PROBLEM TO SOLVE
Give only the number of lines in the data that contain the word "outline".

[begin RECORDS SHOWN]

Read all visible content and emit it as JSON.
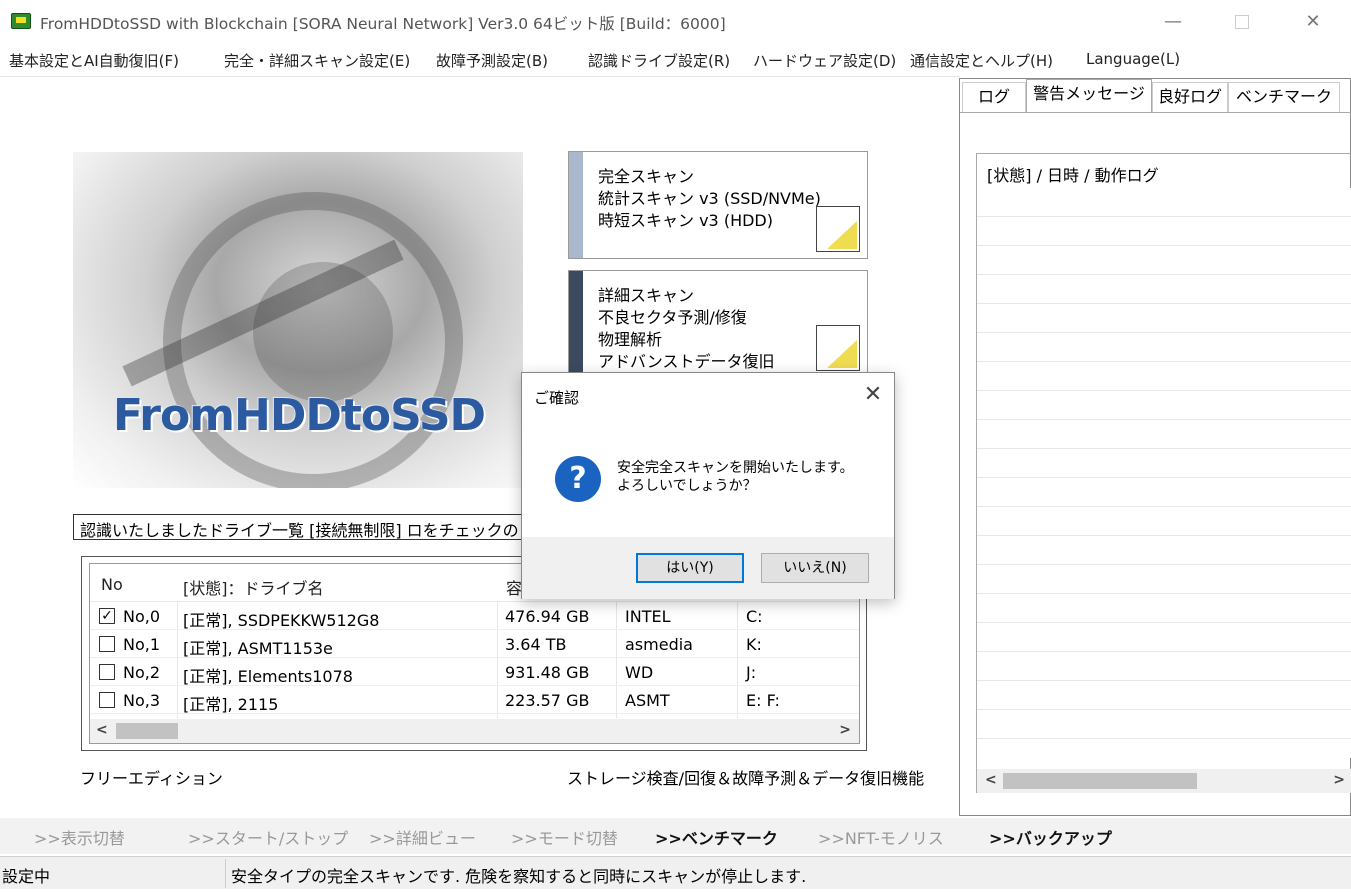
{
  "window": {
    "title": "FromHDDtoSSD with Blockchain [SORA Neural Network] Ver3.0 64ビット版 [Build：6000]",
    "minimize_glyph": "—",
    "close_glyph": "✕"
  },
  "menu": [
    "基本設定とAI自動復旧(F)",
    "完全・詳細スキャン設定(E)",
    "故障予測設定(B)",
    "認識ドライブ設定(R)",
    "ハードウェア設定(D)",
    "通信設定とヘルプ(H)",
    "Language(L)"
  ],
  "logo": {
    "text": "FromHDDtoSSD"
  },
  "scan_full": {
    "line1": "完全スキャン",
    "line2": "統計スキャン v3 (SSD/NVMe)",
    "line3": "時短スキャン v3 (HDD)"
  },
  "scan_detail": {
    "line1": "詳細スキャン",
    "line2": "不良セクタ予測/修復",
    "line3": "物理解析",
    "line4": "アドバンストデータ復旧"
  },
  "drive_list": {
    "label": "認識いたしましたドライブ一覧 [接続無制限] ロをチェックの",
    "columns": [
      "No",
      "[状態]：ドライブ名",
      "容"
    ],
    "rows": [
      {
        "checked": true,
        "no": "No,0",
        "name": "[正常], SSDPEKKW512G8",
        "size": "476.94 GB",
        "vendor": "INTEL",
        "letters": "C:"
      },
      {
        "checked": false,
        "no": "No,1",
        "name": "[正常], ASMT1153e",
        "size": "3.64 TB",
        "vendor": "asmedia",
        "letters": "K:"
      },
      {
        "checked": false,
        "no": "No,2",
        "name": "[正常], Elements1078",
        "size": "931.48 GB",
        "vendor": "WD",
        "letters": "J:"
      },
      {
        "checked": false,
        "no": "No,3",
        "name": "[正常], 2115",
        "size": "223.57 GB",
        "vendor": "ASMT",
        "letters": "E: F:"
      }
    ],
    "scroll_left": "<",
    "scroll_right": ">"
  },
  "edition": {
    "left": "フリーエディション",
    "right": "ストレージ検査/回復＆故障予測＆データ復旧機能"
  },
  "tabs": [
    {
      "label": "ログ",
      "active": false
    },
    {
      "label": "警告メッセージ",
      "active": true
    },
    {
      "label": "良好ログ",
      "active": false
    },
    {
      "label": "ベンチマーク",
      "active": false
    }
  ],
  "log": {
    "header": "[状態] / 日時 / 動作ログ",
    "scroll_left": "<",
    "scroll_right": ">"
  },
  "commands": [
    {
      "label": ">>表示切替",
      "strong": false
    },
    {
      "label": ">>スタート/ストップ",
      "strong": false
    },
    {
      "label": ">>詳細ビュー",
      "strong": false
    },
    {
      "label": ">>モード切替",
      "strong": false
    },
    {
      "label": ">>ベンチマーク",
      "strong": true
    },
    {
      "label": ">>NFT-モノリス",
      "strong": false
    },
    {
      "label": ">>バックアップ",
      "strong": true
    }
  ],
  "status": {
    "left": "設定中",
    "right": "安全タイプの完全スキャンです. 危険を察知すると同時にスキャンが停止します."
  },
  "dialog": {
    "title": "ご確認",
    "close_glyph": "✕",
    "icon_glyph": "?",
    "message_line1": "安全完全スキャンを開始いたします。",
    "message_line2": "よろしいでしょうか？",
    "yes": "はい(Y)",
    "no": "いいえ(N)"
  },
  "colors": {
    "accent": "#0078d7",
    "logo_text": "#2c5aa0",
    "question_icon": "#1a63c0",
    "full_scan_bar": "#a9b8cc",
    "detail_scan_bar": "#3c4a60"
  }
}
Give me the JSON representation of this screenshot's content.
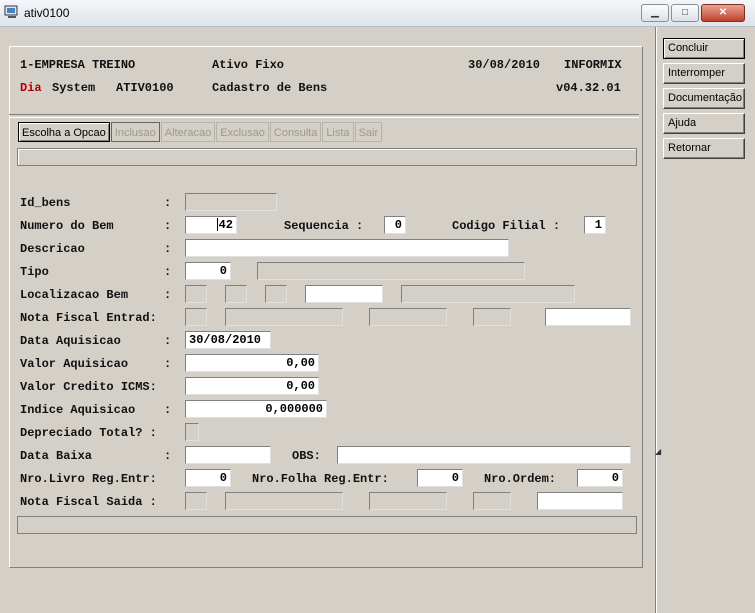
{
  "window": {
    "title": "ativ0100",
    "min_label": "▁",
    "max_label": "□",
    "close_label": "✕"
  },
  "header": {
    "company": "1-EMPRESA TREINO",
    "module": "Ativo Fixo",
    "date": "30/08/2010",
    "db": "INFORMIX",
    "day": "Dia",
    "system": "System",
    "program": "ATIV0100",
    "screen_title": "Cadastro de Bens",
    "version": "v04.32.01"
  },
  "menu": [
    "Escolha a Opcao",
    "Inclusao",
    "Alteracao",
    "Exclusao",
    "Consulta",
    "Lista",
    "Sair"
  ],
  "labels": {
    "id_bens": "Id_bens",
    "numero_bem": "Numero do Bem",
    "sequencia": "Sequencia :",
    "codigo_filial": "Codigo Filial :",
    "descricao": "Descricao",
    "tipo": "Tipo",
    "localizacao": "Localizacao Bem",
    "nota_entrada": "Nota Fiscal Entrad:",
    "data_aquisicao": "Data Aquisicao",
    "valor_aquisicao": "Valor Aquisicao",
    "valor_credito": "Valor Credito ICMS:",
    "indice_aquisicao": "Indice Aquisicao",
    "depreciado": "Depreciado Total? :",
    "data_baixa": "Data Baixa",
    "obs": "OBS:",
    "nro_livro": "Nro.Livro Reg.Entr:",
    "nro_folha": "Nro.Folha Reg.Entr:",
    "nro_ordem": "Nro.Ordem:",
    "nota_saida": "Nota Fiscal Saida :",
    "colon": ":"
  },
  "values": {
    "numero_bem": "42",
    "sequencia": "0",
    "codigo_filial": "1",
    "tipo": "0",
    "data_aquisicao": "30/08/2010",
    "valor_aquisicao": "0,00",
    "valor_credito": "0,00",
    "indice_aquisicao": "0,000000",
    "nro_livro": "0",
    "nro_folha": "0",
    "nro_ordem": "0"
  },
  "side_buttons": [
    "Concluir",
    "Interromper",
    "Documentação",
    "Ajuda",
    "Retornar"
  ]
}
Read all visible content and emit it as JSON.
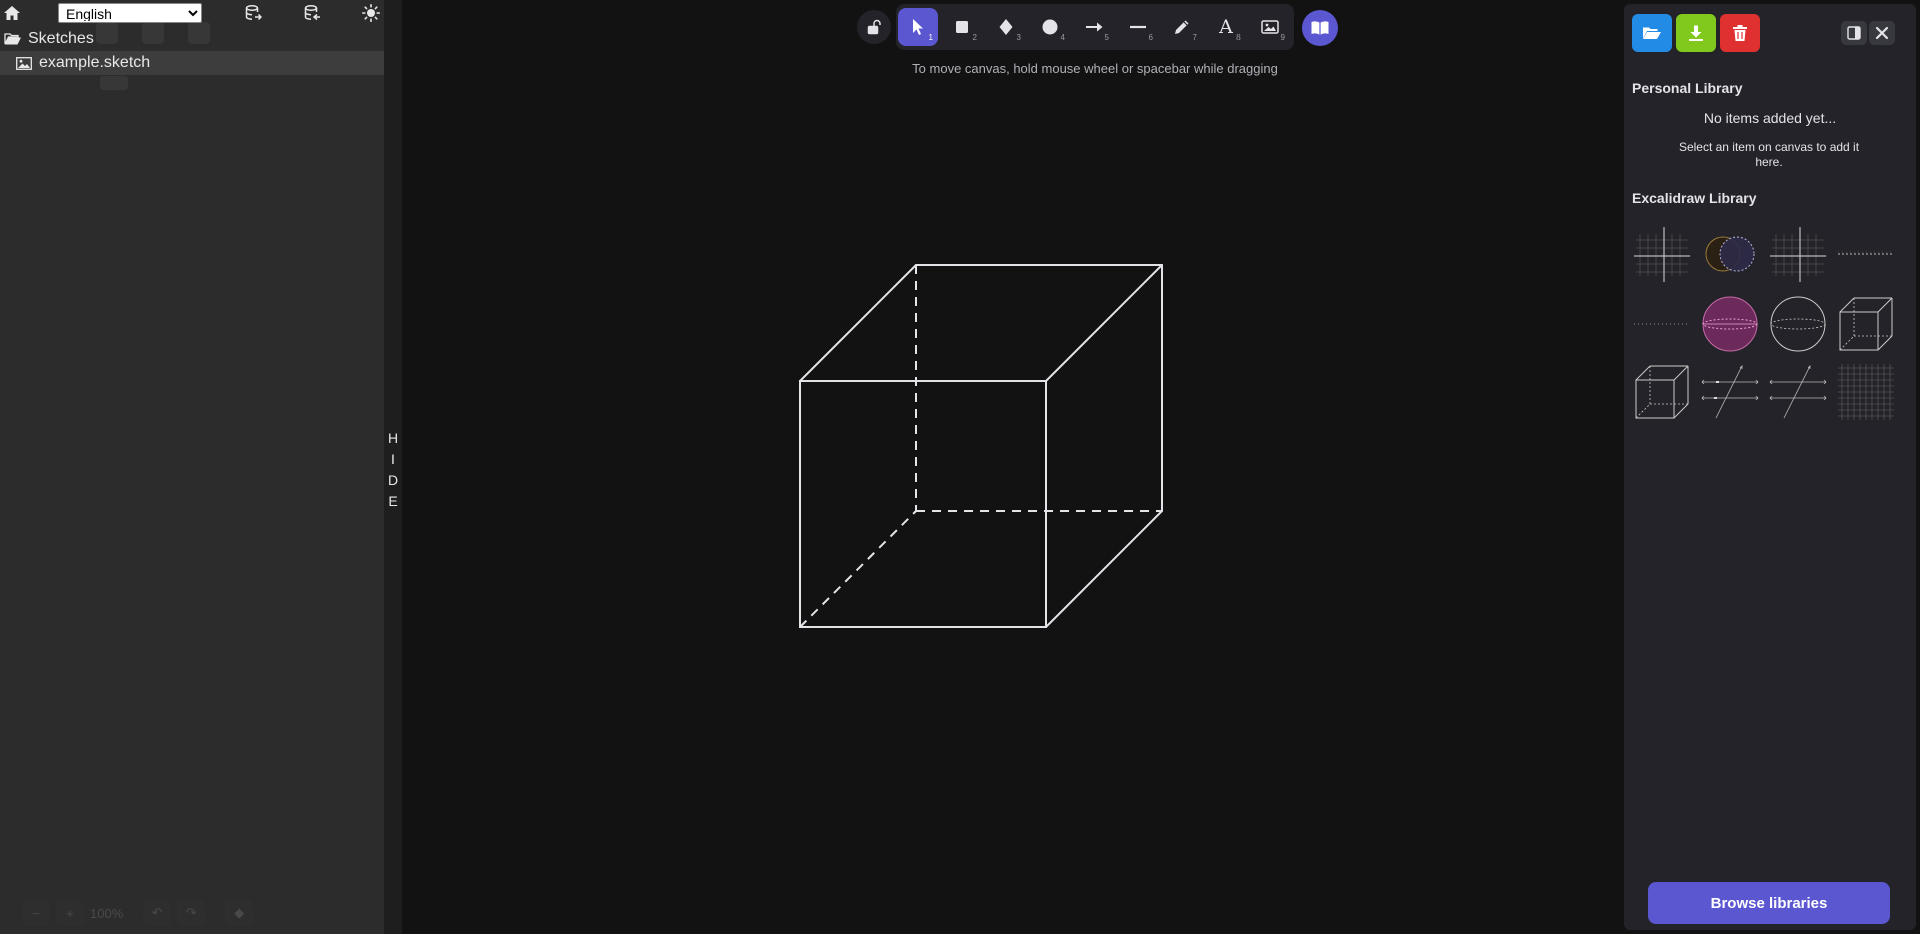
{
  "sidebar": {
    "language": "English",
    "language_options": [
      "English"
    ],
    "tree": {
      "folder_label": "Sketches",
      "file_label": "example.sketch"
    },
    "zoom_label": "100%"
  },
  "hide_label": [
    "H",
    "I",
    "D",
    "E"
  ],
  "toolbar": {
    "tools": [
      {
        "name": "selection",
        "num": "1"
      },
      {
        "name": "rectangle",
        "num": "2"
      },
      {
        "name": "diamond",
        "num": "3"
      },
      {
        "name": "ellipse",
        "num": "4"
      },
      {
        "name": "arrow",
        "num": "5"
      },
      {
        "name": "line",
        "num": "6"
      },
      {
        "name": "draw",
        "num": "7"
      },
      {
        "name": "text",
        "num": "8"
      },
      {
        "name": "image",
        "num": "9"
      }
    ],
    "active_tool": "selection",
    "text_tool_glyph": "A"
  },
  "canvas": {
    "hint": "To move canvas, hold mouse wheel or spacebar while dragging"
  },
  "library": {
    "personal_title": "Personal Library",
    "no_items": "No items added yet...",
    "no_items_hint": "Select an item on canvas to add it here.",
    "excalidraw_title": "Excalidraw Library",
    "browse_label": "Browse libraries",
    "items": [
      "axes-grid",
      "venn-diagram",
      "axes-grid-2",
      "dashed-line",
      "dotted-line",
      "pink-sphere",
      "sphere-outline",
      "cube-outline",
      "cube-outline-2",
      "parallel-lines-transversal",
      "parallel-lines-transversal-2",
      "grid"
    ]
  },
  "colors": {
    "accent": "#5b57d1",
    "open_button": "#228be6",
    "save_button": "#82c91e",
    "delete_button": "#e03131"
  }
}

[end RECORDS SHOWN]

WRITTEN RESPONSE
3